TASK DESCRIPTION> Report, as a bare number, how many lines contain the string "عفان".
══════════
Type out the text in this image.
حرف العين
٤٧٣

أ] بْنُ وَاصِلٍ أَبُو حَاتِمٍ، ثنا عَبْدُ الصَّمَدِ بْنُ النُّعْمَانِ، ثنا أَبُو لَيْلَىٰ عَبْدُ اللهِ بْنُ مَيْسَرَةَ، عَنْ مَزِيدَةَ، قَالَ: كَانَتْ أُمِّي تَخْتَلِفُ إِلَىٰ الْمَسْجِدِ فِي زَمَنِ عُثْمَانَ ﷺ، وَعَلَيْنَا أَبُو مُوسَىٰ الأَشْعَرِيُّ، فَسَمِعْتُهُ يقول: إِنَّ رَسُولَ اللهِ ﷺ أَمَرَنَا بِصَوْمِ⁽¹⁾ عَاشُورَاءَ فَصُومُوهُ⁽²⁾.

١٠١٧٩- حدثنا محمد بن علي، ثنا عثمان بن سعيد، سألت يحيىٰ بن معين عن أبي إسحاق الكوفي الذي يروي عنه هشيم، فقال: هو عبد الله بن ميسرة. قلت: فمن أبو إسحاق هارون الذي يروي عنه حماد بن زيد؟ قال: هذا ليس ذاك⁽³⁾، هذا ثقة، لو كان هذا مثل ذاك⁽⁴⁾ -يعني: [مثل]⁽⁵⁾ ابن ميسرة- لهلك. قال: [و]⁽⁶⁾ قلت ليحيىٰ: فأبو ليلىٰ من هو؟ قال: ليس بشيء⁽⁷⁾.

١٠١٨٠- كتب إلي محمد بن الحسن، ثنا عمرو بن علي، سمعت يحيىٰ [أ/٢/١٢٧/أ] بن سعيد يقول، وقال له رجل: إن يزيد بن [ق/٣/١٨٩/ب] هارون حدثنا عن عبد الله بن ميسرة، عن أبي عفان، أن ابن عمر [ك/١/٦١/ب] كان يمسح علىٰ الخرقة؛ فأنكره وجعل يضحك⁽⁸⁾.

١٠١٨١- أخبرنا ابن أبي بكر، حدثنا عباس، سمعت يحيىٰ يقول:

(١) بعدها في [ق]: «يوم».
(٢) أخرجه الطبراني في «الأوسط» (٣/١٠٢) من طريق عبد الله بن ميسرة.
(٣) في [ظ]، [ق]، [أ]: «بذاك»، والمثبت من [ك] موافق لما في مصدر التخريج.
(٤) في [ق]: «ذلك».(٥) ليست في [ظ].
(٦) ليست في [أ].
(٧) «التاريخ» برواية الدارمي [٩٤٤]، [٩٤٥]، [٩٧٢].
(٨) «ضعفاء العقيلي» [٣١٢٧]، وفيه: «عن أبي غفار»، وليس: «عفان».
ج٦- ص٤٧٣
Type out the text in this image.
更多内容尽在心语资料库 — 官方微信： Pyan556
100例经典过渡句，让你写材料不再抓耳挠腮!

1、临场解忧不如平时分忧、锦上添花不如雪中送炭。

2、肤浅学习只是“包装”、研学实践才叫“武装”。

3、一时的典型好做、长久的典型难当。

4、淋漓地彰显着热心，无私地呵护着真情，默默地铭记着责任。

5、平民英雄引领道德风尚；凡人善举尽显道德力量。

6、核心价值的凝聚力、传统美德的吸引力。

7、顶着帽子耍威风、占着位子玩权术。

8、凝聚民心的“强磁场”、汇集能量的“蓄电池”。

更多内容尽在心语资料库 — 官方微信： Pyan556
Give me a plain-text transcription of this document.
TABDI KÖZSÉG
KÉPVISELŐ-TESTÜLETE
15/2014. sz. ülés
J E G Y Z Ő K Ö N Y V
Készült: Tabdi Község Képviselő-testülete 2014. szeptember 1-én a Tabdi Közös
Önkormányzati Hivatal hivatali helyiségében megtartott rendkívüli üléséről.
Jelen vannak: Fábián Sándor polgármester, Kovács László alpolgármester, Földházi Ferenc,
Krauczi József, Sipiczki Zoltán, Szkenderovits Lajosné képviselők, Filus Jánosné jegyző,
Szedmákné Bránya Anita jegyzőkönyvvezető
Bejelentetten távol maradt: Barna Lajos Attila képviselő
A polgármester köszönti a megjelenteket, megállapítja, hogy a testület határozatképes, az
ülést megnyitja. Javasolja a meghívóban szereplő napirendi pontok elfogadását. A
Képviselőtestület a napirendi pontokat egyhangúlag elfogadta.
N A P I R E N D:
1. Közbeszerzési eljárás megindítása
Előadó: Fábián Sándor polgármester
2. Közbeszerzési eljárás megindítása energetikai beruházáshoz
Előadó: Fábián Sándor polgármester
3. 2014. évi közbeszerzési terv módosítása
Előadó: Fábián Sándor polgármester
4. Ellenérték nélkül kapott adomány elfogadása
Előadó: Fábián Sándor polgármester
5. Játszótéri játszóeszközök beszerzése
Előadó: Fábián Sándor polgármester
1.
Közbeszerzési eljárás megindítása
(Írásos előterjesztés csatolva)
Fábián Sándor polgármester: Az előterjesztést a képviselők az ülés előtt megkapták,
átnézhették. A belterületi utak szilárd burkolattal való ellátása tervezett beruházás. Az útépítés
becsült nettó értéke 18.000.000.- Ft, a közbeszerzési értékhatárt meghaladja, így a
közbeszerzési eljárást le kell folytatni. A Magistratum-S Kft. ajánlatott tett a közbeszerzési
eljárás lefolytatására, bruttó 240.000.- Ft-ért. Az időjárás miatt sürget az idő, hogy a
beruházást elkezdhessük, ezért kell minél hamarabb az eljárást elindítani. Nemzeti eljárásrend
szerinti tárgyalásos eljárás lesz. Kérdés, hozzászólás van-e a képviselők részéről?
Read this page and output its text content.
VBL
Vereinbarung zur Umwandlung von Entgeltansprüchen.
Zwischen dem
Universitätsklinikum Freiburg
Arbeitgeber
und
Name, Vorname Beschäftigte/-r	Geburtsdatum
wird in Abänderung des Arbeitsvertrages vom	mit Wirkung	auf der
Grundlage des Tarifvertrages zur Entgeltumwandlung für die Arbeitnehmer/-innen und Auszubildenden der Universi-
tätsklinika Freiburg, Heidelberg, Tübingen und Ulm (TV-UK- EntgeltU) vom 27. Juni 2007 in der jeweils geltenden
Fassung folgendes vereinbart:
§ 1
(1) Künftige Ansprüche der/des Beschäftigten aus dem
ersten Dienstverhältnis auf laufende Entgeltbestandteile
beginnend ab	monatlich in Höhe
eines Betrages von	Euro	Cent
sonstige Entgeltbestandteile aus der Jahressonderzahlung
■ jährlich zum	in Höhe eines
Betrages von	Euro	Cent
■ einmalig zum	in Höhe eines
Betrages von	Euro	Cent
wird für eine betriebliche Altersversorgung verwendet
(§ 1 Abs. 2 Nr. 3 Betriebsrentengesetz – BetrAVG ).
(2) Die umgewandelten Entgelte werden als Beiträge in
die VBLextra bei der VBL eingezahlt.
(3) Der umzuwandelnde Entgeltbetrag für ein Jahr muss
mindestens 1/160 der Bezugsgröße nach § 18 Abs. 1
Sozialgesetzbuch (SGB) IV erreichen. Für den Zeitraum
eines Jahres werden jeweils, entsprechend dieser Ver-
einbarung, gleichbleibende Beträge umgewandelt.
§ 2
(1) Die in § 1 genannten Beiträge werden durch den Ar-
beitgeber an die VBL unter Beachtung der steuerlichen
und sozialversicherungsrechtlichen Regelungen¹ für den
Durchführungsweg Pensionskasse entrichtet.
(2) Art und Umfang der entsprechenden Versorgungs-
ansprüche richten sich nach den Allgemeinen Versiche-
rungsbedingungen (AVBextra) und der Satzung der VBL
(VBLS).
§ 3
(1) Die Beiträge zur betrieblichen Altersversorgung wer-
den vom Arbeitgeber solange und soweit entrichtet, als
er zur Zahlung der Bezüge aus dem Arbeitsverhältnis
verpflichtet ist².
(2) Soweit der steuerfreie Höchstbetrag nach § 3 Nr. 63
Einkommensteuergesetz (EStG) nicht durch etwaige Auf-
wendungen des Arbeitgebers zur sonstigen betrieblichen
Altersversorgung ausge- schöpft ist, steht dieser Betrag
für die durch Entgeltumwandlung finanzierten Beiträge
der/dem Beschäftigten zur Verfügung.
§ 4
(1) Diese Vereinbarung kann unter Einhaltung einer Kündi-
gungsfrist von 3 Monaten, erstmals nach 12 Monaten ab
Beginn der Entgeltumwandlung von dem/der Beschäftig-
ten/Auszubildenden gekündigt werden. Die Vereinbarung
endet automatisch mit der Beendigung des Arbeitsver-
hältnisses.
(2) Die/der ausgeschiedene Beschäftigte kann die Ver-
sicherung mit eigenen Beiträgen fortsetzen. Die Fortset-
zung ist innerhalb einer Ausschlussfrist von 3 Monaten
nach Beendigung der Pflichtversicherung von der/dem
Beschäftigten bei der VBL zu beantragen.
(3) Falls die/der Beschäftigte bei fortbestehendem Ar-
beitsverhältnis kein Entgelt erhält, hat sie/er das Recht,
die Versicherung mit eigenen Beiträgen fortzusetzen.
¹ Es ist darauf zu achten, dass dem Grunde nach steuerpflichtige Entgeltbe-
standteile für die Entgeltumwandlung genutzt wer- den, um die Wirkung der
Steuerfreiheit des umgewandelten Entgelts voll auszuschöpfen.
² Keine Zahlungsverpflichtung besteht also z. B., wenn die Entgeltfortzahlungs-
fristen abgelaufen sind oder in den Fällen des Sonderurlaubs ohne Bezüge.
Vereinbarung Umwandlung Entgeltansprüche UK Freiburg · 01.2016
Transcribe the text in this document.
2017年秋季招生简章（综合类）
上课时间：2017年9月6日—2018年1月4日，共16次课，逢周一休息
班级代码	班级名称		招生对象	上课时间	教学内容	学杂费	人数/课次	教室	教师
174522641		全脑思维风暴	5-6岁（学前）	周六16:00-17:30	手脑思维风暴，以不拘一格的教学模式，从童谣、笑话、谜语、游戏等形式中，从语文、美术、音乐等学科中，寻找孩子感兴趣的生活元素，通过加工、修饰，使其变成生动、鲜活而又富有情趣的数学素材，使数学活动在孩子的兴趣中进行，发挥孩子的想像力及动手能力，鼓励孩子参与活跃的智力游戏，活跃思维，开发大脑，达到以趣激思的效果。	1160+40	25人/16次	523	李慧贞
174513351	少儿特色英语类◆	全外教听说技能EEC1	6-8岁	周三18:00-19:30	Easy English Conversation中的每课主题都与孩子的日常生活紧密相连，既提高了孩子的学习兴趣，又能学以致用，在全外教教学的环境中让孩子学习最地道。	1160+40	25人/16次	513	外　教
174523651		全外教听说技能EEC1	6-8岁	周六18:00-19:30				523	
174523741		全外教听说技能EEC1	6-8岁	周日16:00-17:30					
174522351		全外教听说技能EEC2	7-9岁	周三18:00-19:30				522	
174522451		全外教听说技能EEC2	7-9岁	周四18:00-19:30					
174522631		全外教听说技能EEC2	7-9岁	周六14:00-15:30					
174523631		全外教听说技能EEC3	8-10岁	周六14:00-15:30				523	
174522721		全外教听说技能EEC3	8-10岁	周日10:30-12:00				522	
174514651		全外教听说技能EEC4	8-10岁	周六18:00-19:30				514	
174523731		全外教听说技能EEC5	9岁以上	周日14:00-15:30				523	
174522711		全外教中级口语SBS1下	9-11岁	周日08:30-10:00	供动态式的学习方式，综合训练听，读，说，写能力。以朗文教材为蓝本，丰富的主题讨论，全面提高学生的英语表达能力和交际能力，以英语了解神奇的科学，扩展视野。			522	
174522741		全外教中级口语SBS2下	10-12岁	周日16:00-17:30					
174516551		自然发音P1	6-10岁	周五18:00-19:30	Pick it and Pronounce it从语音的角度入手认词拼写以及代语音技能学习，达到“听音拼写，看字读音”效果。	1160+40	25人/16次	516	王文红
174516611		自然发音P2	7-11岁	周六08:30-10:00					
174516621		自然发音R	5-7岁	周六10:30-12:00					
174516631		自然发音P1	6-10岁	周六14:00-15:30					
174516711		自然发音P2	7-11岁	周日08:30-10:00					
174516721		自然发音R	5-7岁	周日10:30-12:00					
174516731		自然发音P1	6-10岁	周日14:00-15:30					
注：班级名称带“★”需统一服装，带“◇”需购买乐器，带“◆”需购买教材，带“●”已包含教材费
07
══════════
EXERCISE SOLUTION> 2